(Gegevens met coördinaatannotaties)
►

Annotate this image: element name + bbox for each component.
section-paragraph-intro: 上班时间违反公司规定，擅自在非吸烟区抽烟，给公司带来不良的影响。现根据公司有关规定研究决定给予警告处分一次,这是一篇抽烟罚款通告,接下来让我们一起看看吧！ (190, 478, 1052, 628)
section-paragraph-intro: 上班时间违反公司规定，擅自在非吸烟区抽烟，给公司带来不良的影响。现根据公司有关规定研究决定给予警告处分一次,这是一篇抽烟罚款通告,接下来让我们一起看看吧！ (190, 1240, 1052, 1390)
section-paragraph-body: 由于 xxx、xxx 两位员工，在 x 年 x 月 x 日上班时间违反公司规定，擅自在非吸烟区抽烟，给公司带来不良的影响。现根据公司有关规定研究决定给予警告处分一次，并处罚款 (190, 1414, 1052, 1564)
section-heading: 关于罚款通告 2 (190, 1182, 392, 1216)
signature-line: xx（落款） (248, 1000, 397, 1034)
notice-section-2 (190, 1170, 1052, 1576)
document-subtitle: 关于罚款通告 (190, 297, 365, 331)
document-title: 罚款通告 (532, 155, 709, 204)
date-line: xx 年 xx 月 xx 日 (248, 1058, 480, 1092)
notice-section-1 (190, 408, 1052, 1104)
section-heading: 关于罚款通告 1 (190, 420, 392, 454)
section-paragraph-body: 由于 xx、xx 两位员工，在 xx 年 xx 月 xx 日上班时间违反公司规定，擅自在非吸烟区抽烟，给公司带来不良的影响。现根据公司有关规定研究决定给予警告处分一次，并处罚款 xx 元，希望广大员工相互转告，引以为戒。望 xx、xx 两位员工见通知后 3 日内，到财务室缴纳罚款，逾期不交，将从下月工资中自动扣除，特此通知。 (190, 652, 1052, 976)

◄

Geef alle bovenstaande gegevens opnieuw weer, regel voor regel, letterlijk en zonder enige wijziging.

Uitwerking =
Annotate this image: element name + bbox for each component.
section-paragraph-intro: 上班时间违反公司规定，擅自在非吸烟区抽烟，给公司带来不良的影响。现根据公司有关规定研究决定给予警告处分一次,这是一篇抽烟罚款通告,接下来让我们一起看看吧！ (190, 478, 1052, 628)
section-paragraph-intro: 上班时间违反公司规定，擅自在非吸烟区抽烟，给公司带来不良的影响。现根据公司有关规定研究决定给予警告处分一次,这是一篇抽烟罚款通告,接下来让我们一起看看吧！ (190, 1240, 1052, 1390)
section-paragraph-body: 由于 xxx、xxx 两位员工，在 x 年 x 月 x 日上班时间违反公司规定，擅自在非吸烟区抽烟，给公司带来不良的影响。现根据公司有关规定研究决定给予警告处分一次，并处罚款 (190, 1414, 1052, 1564)
section-heading: 关于罚款通告 2 (190, 1182, 392, 1216)
signature-line: xx（落款） (248, 1000, 397, 1034)
notice-section-2 (190, 1170, 1052, 1576)
document-subtitle: 关于罚款通告 (190, 297, 365, 331)
document-title: 罚款通告 (532, 155, 709, 204)
date-line: xx 年 xx 月 xx 日 (248, 1058, 480, 1092)
notice-section-1 (190, 408, 1052, 1104)
section-heading: 关于罚款通告 1 (190, 420, 392, 454)
section-paragraph-body: 由于 xx、xx 两位员工，在 xx 年 xx 月 xx 日上班时间违反公司规定，擅自在非吸烟区抽烟，给公司带来不良的影响。现根据公司有关规定研究决定给予警告处分一次，并处罚款 xx 元，希望广大员工相互转告，引以为戒。望 xx、xx 两位员工见通知后 3 日内，到财务室缴纳罚款，逾期不交，将从下月工资中自动扣除，特此通知。 (190, 652, 1052, 976)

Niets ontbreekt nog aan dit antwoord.